§ Given task
Report how many lines of these entries hold the string "требованиям"; reply with the number alone.

(Recorded data)
──────

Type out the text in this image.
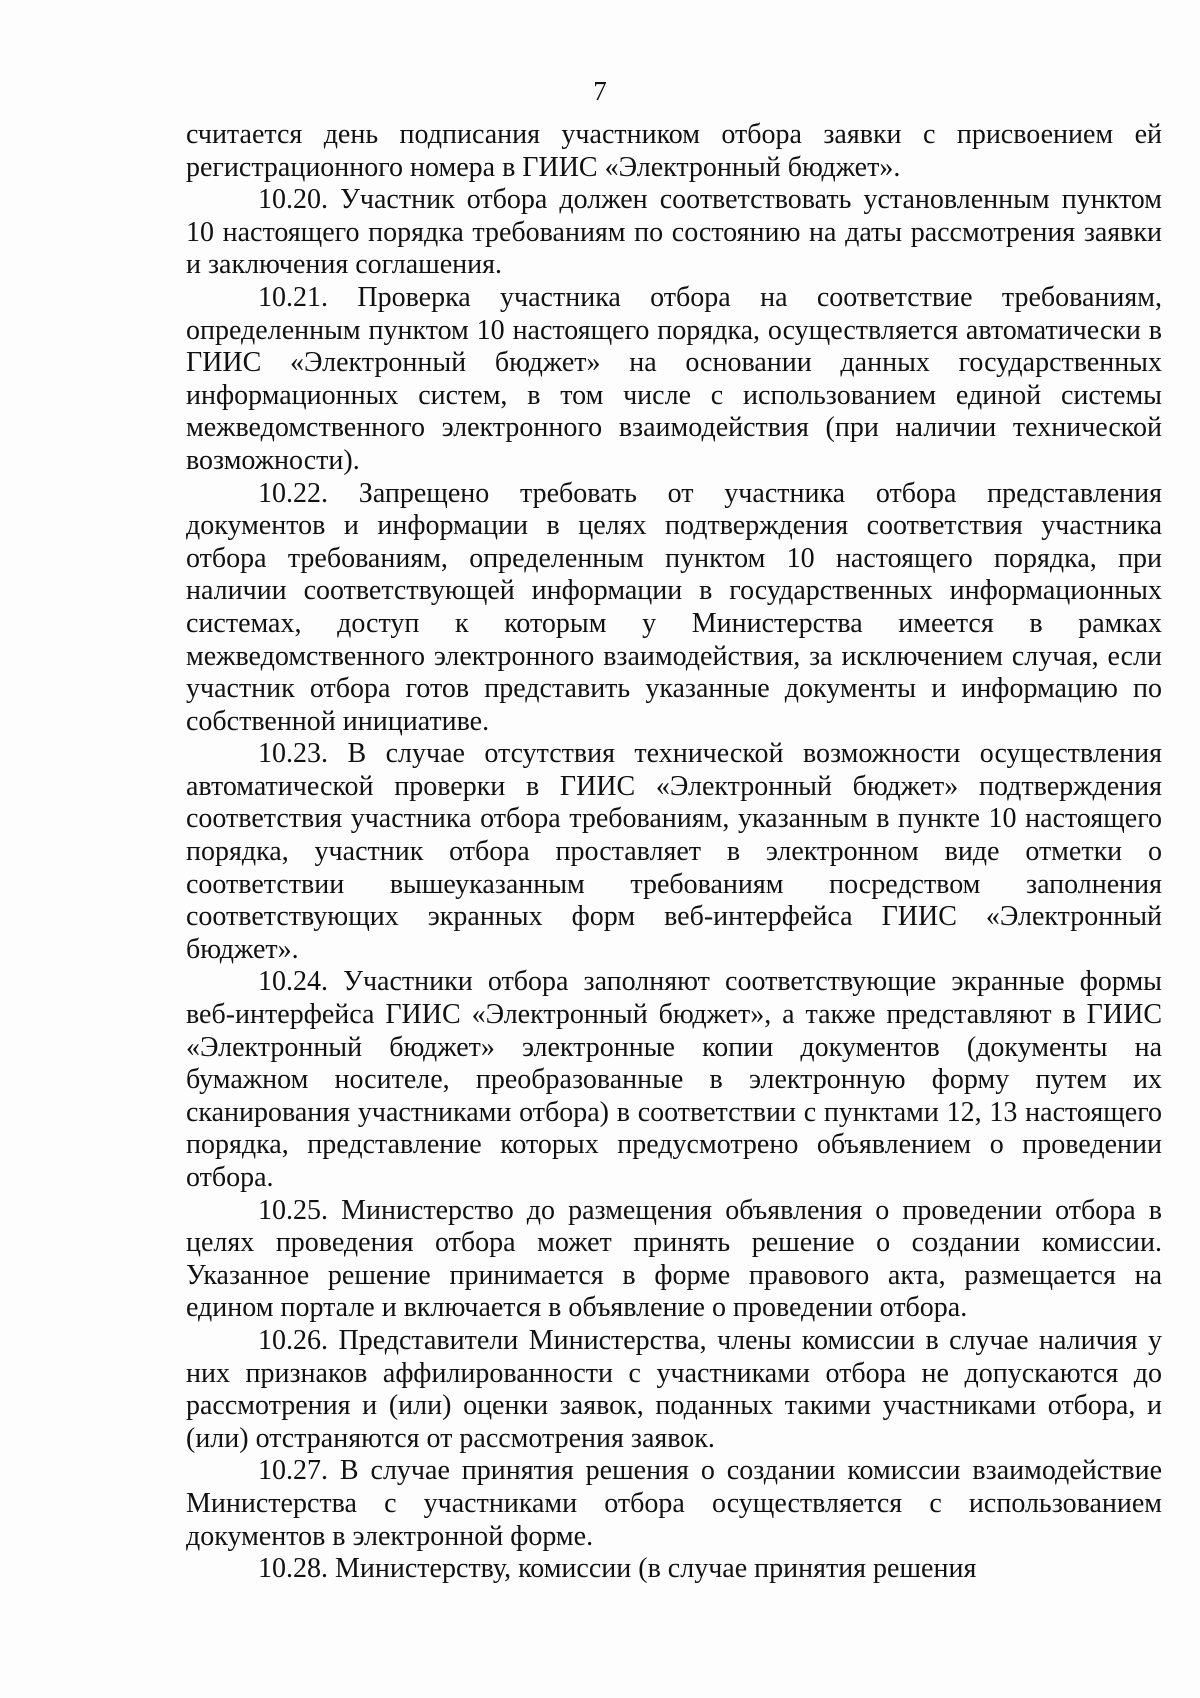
7

считается день подписания участником отбора заявки с присвоением ей регистрационного номера в ГИИС «Электронный бюджет».

10.20. Участник отбора должен соответствовать установленным пунктом 10 настоящего порядка требованиям по состоянию на даты рассмотрения заявки и заключения соглашения.

10.21. Проверка участника отбора на соответствие требованиям, определенным пунктом 10 настоящего порядка, осуществляется автоматически в ГИИС «Электронный бюджет» на основании данных государственных информационных систем, в том числе с использованием единой системы межведомственного электронного взаимодействия (при наличии технической возможности).

10.22. Запрещено требовать от участника отбора представления документов и информации в целях подтверждения соответствия участника отбора требованиям, определенным пунктом 10 настоящего порядка, при наличии соответствующей информации в государственных информационных системах, доступ к которым у Министерства имеется в рамках межведомственного электронного взаимодействия, за исключением случая, если участник отбора готов представить указанные документы и информацию по собственной инициативе.

10.23. В случае отсутствия технической возможности осуществления автоматической проверки в ГИИС «Электронный бюджет» подтверждения соответствия участника отбора требованиям, указанным в пункте 10 настоящего порядка, участник отбора проставляет в электронном виде отметки о соответствии вышеуказанным требованиям посредством заполнения соответствующих экранных форм веб-интерфейса ГИИС «Электронный бюджет».

10.24. Участники отбора заполняют соответствующие экранные формы веб-интерфейса ГИИС «Электронный бюджет», а также представляют в ГИИС «Электронный бюджет» электронные копии документов (документы на бумажном носителе, преобразованные в электронную форму путем их сканирования участниками отбора) в соответствии с пунктами 12, 13 настоящего порядка, представление которых предусмотрено объявлением о проведении отбора.

10.25. Министерство до размещения объявления о проведении отбора в целях проведения отбора может принять решение о создании комиссии. Указанное решение принимается в форме правового акта, размещается на едином портале и включается в объявление о проведении отбора.

10.26. Представители Министерства, члены комиссии в случае наличия у них признаков аффилированности с участниками отбора не допускаются до рассмотрения и (или) оценки заявок, поданных такими участниками отбора, и (или) отстраняются от рассмотрения заявок.

10.27. В случае принятия решения о создании комиссии взаимодействие Министерства с участниками отбора осуществляется с использованием документов в электронной форме.

10.28. Министерству, комиссии (в случае принятия решения
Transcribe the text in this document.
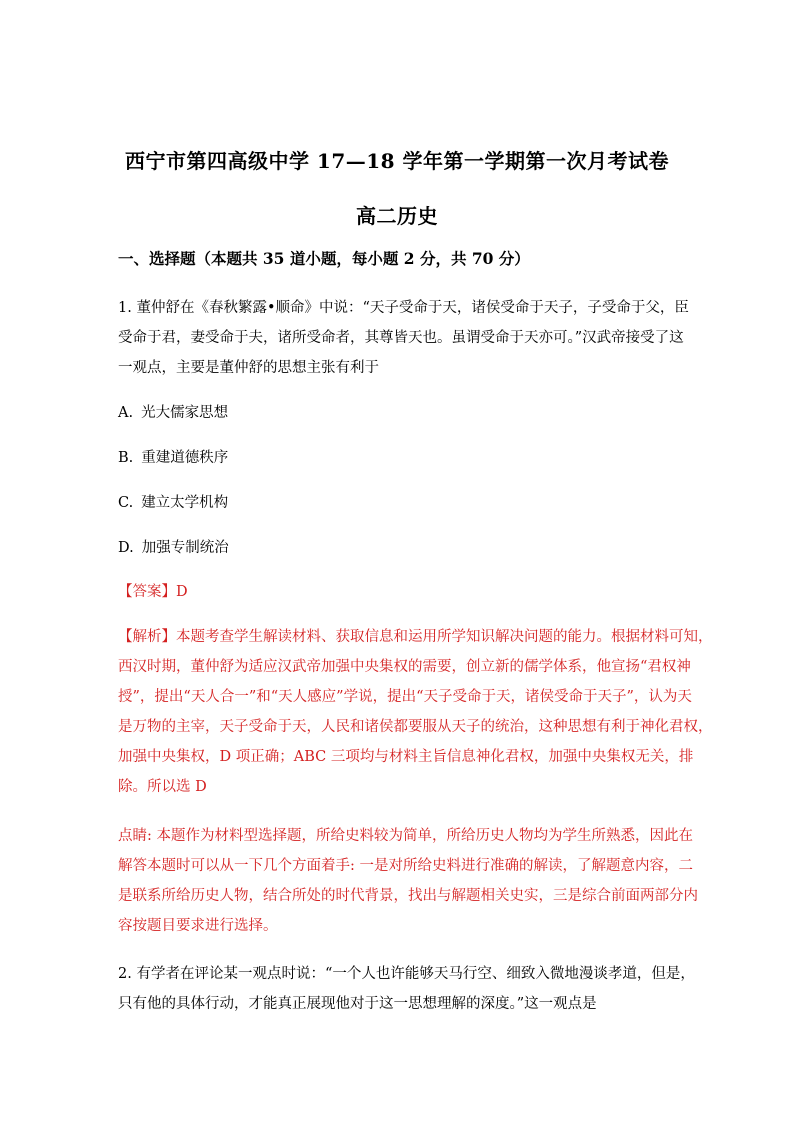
西宁市第四高级中学 17—18 学年第一学期第一次月考试卷
高二历史
一、选择题（本题共 35 道小题，每小题 2 分，共 70 分）
1. 董仲舒在《春秋繁露•顺命》中说：“天子受命于天，诸侯受命于天子，子受命于父，臣
受命于君，妻受命于夫，诸所受命者，其尊皆天也。虽谓受命于天亦可。”汉武帝接受了这
一观点，主要是董仲舒的思想主张有利于
A. 光大儒家思想
B. 重建道德秩序
C. 建立太学机构
D. 加强专制统治
【答案】D
【解析】本题考查学生解读材料、获取信息和运用所学知识解决问题的能力。根据材料可知，
西汉时期，董仲舒为适应汉武帝加强中央集权的需要，创立新的儒学体系，他宣扬“君权神
授”，提出“天人合一”和“天人感应”学说，提出“天子受命于天，诸侯受命于天子”，认为天
是万物的主宰，天子受命于天，人民和诸侯都要服从天子的统治，这种思想有利于神化君权，
加强中央集权，D 项正确；ABC 三项均与材料主旨信息神化君权，加强中央集权无关，排
除。所以选 D
点睛: 本题作为材料型选择题，所给史料较为简单，所给历史人物均为学生所熟悉，因此在
解答本题时可以从一下几个方面着手: 一是对所给史料进行准确的解读，了解题意内容，二
是联系所给历史人物，结合所处的时代背景，找出与解题相关史实，三是综合前面两部分内
容按题目要求进行选择。
2. 有学者在评论某一观点时说：“一个人也许能够天马行空、细致入微地漫谈孝道，但是，
只有他的具体行动，才能真正展现他对于这一思想理解的深度。”这一观点是
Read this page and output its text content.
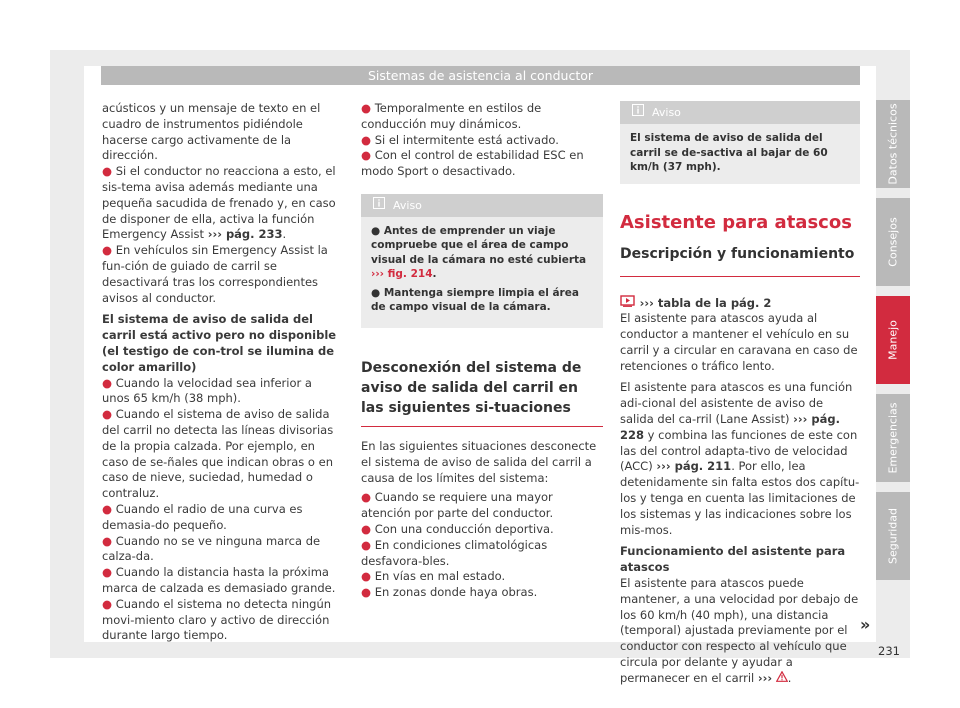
Sistemas de asistencia al conductor

acústicos y un mensaje de texto en el cuadro de instrumentos pidiéndole hacerse cargo activamente de la dirección.

● Si el conductor no reacciona a esto, el sis-tema avisa además mediante una pequeña sacudida de frenado y, en caso de disponer de ella, activa la función Emergency Assist ››› pág. 233.

● En vehículos sin Emergency Assist la fun-ción de guiado de carril se desactivará tras los correspondientes avisos al conductor.

El sistema de aviso de salida del carril está activo pero no disponible (el testigo de con-trol se ilumina de color amarillo)

● Cuando la velocidad sea inferior a unos 65 km/h (38 mph).

● Cuando el sistema de aviso de salida del carril no detecta las líneas divisorias de la propia calzada. Por ejemplo, en caso de se-ñales que indican obras o en caso de nieve, suciedad, humedad o contraluz.

● Cuando el radio de una curva es demasia-do pequeño.

● Cuando no se ve ninguna marca de calza-da.

● Cuando la distancia hasta la próxima marca de calzada es demasiado grande.

● Cuando el sistema no detecta ningún movi-miento claro y activo de dirección durante largo tiempo.

● Temporalmente en estilos de conducción muy dinámicos.

● Si el intermitente está activado.

● Con el control de estabilidad ESC en modo Sport o desactivado.

Aviso

● Antes de emprender un viaje compruebe que el área de campo visual de la cámara no esté cubierta ››› fig. 214.

● Mantenga siempre limpia el área de campo visual de la cámara.

Desconexión del sistema de aviso de salida del carril en las siguientes si-tuaciones

En las siguientes situaciones desconecte el sistema de aviso de salida del carril a causa de los límites del sistema:

● Cuando se requiere una mayor atención por parte del conductor.

● Con una conducción deportiva.

● En condiciones climatológicas desfavora-bles.

● En vías en mal estado.

● En zonas donde haya obras.

Aviso
El sistema de aviso de salida del carril se de-sactiva al bajar de 60 km/h (37 mph).
Asistente para atascos
Descripción y funcionamiento

››› tabla de la pág. 2

El asistente para atascos ayuda al conductor a mantener el vehículo en su carril y a circular en caravana en caso de retenciones o tráfico lento.

El asistente para atascos es una función adi-cional del asistente de aviso de salida del ca-rril (Lane Assist) ››› pág. 228 y combina las funciones de este con las del control adapta-tivo de velocidad (ACC) ››› pág. 211. Por ello, lea detenidamente sin falta estos dos capítu-los y tenga en cuenta las limitaciones de los sistemas y las indicaciones sobre los mis-mos.

Funcionamiento del asistente para atascos

El asistente para atascos puede mantener, a una velocidad por debajo de los 60 km/h (40 mph), una distancia (temporal) ajustada previamente por el conductor con respecto al vehículo que circula por delante y ayudar a permanecer en el carril ››› .

Datos técnicos
Consejos
Manejo
Emergencias
Seguridad
»
231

──────

§ Finished task
4